=== Your instructions ===
Give every line again exactly as it appears, please, but not the pictures.

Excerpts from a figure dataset
§

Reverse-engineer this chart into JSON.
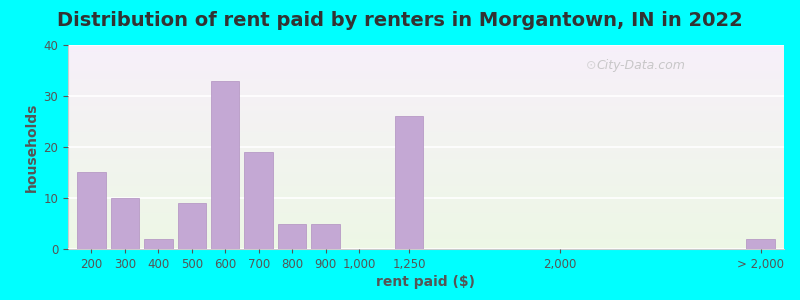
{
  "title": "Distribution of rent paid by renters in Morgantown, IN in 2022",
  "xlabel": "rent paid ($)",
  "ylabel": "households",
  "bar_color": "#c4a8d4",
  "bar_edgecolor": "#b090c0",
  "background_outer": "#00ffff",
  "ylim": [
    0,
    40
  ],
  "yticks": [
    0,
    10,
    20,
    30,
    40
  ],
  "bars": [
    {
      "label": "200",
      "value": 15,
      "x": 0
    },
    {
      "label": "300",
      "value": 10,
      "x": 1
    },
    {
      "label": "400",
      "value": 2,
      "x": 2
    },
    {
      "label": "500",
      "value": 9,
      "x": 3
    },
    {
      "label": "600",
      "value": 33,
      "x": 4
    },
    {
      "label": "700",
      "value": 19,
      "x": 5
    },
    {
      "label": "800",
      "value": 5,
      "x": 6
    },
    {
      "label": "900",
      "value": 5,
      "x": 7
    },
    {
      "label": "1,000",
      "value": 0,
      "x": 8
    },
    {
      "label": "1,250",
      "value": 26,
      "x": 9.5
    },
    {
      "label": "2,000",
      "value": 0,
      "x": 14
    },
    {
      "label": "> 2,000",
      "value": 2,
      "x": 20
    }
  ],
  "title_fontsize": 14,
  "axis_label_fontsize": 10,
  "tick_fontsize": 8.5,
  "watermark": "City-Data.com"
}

§

=== Output ===
Reverse-engineer this chart into JSON.
{
  "title": "Distribution of rent paid by renters in Morgantown, IN in 2022",
  "xlabel": "rent paid ($)",
  "ylabel": "households",
  "bar_color": "#c4a8d4",
  "bar_edgecolor": "#b090c0",
  "background_outer": "#00ffff",
  "ylim": [
    0,
    40
  ],
  "yticks": [
    0,
    10,
    20,
    30,
    40
  ],
  "bars": [
    {
      "label": "200",
      "value": 15,
      "x": 0
    },
    {
      "label": "300",
      "value": 10,
      "x": 1
    },
    {
      "label": "400",
      "value": 2,
      "x": 2
    },
    {
      "label": "500",
      "value": 9,
      "x": 3
    },
    {
      "label": "600",
      "value": 33,
      "x": 4
    },
    {
      "label": "700",
      "value": 19,
      "x": 5
    },
    {
      "label": "800",
      "value": 5,
      "x": 6
    },
    {
      "label": "900",
      "value": 5,
      "x": 7
    },
    {
      "label": "1,000",
      "value": 0,
      "x": 8
    },
    {
      "label": "1,250",
      "value": 26,
      "x": 9.5
    },
    {
      "label": "2,000",
      "value": 0,
      "x": 14
    },
    {
      "label": "> 2,000",
      "value": 2,
      "x": 20
    }
  ],
  "title_fontsize": 14,
  "axis_label_fontsize": 10,
  "tick_fontsize": 8.5,
  "watermark": "City-Data.com"
}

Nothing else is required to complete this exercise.